• **Trecho selecionado**
Com isso, petistas e tucanos acabaram se tornando rivais e polarizaram as eleições nacionais de 1994 a 2014, com duas vitórias do PSDB (1994 e 1998) e quatro do PT (2002, 2006, 2010 e 2014).
“Eu sou dos que sempre defenderam que foi um azar histórico, na retomada da democracia, se contraporem PT e PSDB. As duas novidades pós-governo militar foram PT e PSDB”, afirmou no final de dezembro, em entrevista à Folha, o ex-ministro, ex-governador da Bahia e hoje senador Jaques Wagner.
Ele é um dos defensores da chapa Lula-Alckmin: “Quem quiser montar uma chapa competitiva terá que montar uma chapa em que presidente e vice sejam complementares. Eu entendo que o Alckmin é uma possibilidade porque ele é complementar ao Lula. Não se faz sanduíche de pão com pão, tem que botar um recheio”.
Além da busca de alianças e apoios mais ao centro, Lula tem orientado seus emissários a tentar ao máximo fechar federações com siglas de esquerda, como PSB, PC do B e PSOL. De acordo com aliados, Lula diz que esse novo modelo de união, que exige atuação conjunta por ao menos quatro anos, é mais desejável do que coligações eleitorais, que podem ser desfeitas a qualquer momento.
Vinte anos depois de conseguir seu primeiro mandato presidencial, Lula tem em seu círculo mais próximo várias pessoas que já figuravam com destaque na campanha de 20 anos atrás —muitos, assim como Lula, estão na casa dos 60 e 70 anos de idade.
Um dado emblemático é que o PT cresceu nos anos 80 e 90 bastante identificado com a juventude. Hoje a bancada de deputados federais da sigla é a mais velha da Câmara, na média (58 anos).
“Um problema que toda esquerda brasileira enfrenta é uma necessidade de renovação na faixa dos 20 e 30 anos. A gente tem poucas pessoas com destaque mais amplo. A nossa bancada, quando entrei na bancada federal, era a mais jovem da Câmara”, diz o ex-ministro e ex-presidente do PT Ricardo Berzoini, 61.
Jaques Wagner tem opinião semelhante: “Eu sou um cara quase obsessivo com negócio de renovação. Nada contra a terceira idade, até porque eu estou nela, mas acho que não podemos ficar dependendo só de uma geração. Tem que puxar a moçada. Acho que o PT precisa cuidar disso, está cuidando menos do que deveria, na minha opinião”, diz ele.

• **Detalhes da tarefa**
Extraia do trecho sobre o PT, sem qualquer alteração, a parte que se inicia nas palavras que contêm "Um dado emblemático" e se encerra em "média (58 anos).". As entradas constituem material independente do trecho.

• **Dados fornecidos**
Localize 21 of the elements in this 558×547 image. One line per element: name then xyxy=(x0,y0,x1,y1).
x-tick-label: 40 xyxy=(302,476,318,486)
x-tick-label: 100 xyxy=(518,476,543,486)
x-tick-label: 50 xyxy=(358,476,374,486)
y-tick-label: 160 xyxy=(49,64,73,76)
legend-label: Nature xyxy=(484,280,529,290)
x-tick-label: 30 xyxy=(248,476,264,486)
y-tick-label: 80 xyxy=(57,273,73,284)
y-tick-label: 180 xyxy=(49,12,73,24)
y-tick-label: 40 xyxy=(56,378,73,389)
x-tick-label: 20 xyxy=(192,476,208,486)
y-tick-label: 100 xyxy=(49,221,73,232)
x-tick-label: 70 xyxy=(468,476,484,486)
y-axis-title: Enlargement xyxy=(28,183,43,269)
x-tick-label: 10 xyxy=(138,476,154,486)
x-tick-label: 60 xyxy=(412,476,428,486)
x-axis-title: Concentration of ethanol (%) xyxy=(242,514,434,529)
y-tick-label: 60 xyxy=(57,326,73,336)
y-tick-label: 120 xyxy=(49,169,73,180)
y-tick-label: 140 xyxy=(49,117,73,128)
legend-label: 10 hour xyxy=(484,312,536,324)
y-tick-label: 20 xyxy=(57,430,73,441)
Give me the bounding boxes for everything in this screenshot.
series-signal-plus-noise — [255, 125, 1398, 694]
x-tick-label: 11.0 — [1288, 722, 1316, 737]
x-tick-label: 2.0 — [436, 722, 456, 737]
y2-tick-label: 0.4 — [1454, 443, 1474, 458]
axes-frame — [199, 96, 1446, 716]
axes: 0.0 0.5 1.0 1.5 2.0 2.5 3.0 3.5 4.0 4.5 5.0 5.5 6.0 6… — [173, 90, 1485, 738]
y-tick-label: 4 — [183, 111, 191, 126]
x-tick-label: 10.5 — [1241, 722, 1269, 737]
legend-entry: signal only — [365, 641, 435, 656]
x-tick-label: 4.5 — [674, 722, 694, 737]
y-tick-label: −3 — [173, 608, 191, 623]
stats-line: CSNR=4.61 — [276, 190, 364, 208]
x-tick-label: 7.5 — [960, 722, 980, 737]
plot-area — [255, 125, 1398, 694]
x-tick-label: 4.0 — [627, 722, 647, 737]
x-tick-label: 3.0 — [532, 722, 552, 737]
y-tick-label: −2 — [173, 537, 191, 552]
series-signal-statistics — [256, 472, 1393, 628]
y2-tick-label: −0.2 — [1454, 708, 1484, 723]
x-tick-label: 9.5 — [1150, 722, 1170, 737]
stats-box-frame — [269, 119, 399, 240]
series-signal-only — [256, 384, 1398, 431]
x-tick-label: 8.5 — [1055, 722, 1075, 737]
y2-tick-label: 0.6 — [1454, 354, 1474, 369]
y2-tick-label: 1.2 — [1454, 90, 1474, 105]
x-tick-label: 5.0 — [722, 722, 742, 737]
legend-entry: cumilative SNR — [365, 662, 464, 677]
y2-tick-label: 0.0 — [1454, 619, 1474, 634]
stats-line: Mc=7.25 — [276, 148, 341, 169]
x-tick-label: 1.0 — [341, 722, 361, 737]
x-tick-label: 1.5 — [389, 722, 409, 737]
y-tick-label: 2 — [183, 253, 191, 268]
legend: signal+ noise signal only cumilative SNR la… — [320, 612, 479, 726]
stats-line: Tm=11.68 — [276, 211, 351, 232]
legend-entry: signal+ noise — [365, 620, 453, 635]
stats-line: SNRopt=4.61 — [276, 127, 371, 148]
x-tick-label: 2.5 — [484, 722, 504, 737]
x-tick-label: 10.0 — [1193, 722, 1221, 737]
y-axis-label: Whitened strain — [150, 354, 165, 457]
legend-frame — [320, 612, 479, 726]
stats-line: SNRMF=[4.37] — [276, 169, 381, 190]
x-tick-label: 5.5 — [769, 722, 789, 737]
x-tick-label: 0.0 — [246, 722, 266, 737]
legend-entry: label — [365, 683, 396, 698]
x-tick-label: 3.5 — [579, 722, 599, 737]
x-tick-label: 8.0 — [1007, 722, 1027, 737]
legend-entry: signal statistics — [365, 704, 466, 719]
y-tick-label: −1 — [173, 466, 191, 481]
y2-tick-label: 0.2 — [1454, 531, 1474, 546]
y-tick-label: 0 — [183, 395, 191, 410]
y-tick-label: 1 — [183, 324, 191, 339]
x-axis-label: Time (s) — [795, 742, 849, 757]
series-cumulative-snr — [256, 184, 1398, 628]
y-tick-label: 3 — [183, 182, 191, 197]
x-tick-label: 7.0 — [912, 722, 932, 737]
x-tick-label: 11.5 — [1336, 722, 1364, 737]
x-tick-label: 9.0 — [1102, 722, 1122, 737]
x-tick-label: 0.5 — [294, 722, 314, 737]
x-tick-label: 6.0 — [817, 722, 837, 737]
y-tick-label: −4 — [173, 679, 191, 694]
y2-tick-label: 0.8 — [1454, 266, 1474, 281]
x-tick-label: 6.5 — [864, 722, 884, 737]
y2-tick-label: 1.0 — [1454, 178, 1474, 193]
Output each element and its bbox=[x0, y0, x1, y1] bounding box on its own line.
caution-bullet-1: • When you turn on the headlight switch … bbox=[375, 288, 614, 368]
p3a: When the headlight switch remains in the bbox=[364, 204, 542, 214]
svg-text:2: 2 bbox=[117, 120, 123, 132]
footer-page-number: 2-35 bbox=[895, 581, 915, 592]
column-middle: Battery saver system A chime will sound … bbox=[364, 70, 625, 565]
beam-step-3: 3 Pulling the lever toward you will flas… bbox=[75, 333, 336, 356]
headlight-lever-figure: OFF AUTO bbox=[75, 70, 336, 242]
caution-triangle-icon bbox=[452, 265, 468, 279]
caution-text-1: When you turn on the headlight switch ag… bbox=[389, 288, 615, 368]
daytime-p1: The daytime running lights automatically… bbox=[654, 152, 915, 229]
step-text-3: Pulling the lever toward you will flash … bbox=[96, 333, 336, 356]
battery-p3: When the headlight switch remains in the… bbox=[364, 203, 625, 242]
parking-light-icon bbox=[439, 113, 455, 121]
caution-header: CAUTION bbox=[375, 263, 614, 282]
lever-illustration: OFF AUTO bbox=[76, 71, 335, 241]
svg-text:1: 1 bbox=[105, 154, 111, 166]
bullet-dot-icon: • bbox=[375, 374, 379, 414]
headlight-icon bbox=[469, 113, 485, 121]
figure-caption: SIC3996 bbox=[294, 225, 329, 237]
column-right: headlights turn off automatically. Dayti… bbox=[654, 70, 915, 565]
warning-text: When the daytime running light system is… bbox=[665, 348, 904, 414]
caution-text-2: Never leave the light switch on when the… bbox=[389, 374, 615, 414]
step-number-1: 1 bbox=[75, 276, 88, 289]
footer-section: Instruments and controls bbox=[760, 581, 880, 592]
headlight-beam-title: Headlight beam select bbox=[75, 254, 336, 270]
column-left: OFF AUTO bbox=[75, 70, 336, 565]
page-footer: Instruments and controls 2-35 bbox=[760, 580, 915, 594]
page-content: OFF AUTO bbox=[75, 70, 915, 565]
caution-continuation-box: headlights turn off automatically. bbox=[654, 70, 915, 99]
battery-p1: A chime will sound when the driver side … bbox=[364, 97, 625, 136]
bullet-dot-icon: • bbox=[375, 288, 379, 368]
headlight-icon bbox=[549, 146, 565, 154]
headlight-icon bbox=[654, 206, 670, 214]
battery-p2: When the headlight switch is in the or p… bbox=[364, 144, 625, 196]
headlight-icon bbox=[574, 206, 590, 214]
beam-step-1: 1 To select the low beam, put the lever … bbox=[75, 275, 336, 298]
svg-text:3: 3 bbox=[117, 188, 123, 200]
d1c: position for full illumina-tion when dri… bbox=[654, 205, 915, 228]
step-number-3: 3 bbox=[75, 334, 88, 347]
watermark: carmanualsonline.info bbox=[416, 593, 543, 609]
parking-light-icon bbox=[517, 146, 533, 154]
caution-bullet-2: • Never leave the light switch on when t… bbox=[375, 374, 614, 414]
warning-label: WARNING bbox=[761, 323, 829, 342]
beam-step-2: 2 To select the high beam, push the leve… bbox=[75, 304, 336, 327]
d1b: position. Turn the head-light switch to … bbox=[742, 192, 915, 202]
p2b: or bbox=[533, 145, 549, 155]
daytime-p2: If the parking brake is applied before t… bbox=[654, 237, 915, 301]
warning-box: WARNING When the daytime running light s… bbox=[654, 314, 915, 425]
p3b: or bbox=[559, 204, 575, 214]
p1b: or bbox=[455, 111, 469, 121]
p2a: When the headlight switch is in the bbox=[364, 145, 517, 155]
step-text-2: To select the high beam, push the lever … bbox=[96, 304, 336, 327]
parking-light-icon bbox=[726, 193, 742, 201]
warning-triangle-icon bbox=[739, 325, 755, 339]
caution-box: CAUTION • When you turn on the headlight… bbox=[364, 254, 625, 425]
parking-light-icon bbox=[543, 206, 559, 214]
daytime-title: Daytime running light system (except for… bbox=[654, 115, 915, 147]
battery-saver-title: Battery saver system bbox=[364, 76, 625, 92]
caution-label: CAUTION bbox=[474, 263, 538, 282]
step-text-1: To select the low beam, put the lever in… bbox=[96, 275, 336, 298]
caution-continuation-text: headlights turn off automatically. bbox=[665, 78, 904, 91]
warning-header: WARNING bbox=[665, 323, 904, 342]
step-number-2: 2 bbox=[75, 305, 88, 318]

• **Resposta do exercício**
Um dado emblemático é que o PT cresceu nos anos 80 e 90 bastante identificado com a juventude. Hoje a bancada de deputados federais da sigla é a mais velha da Câmara, na média (58 anos).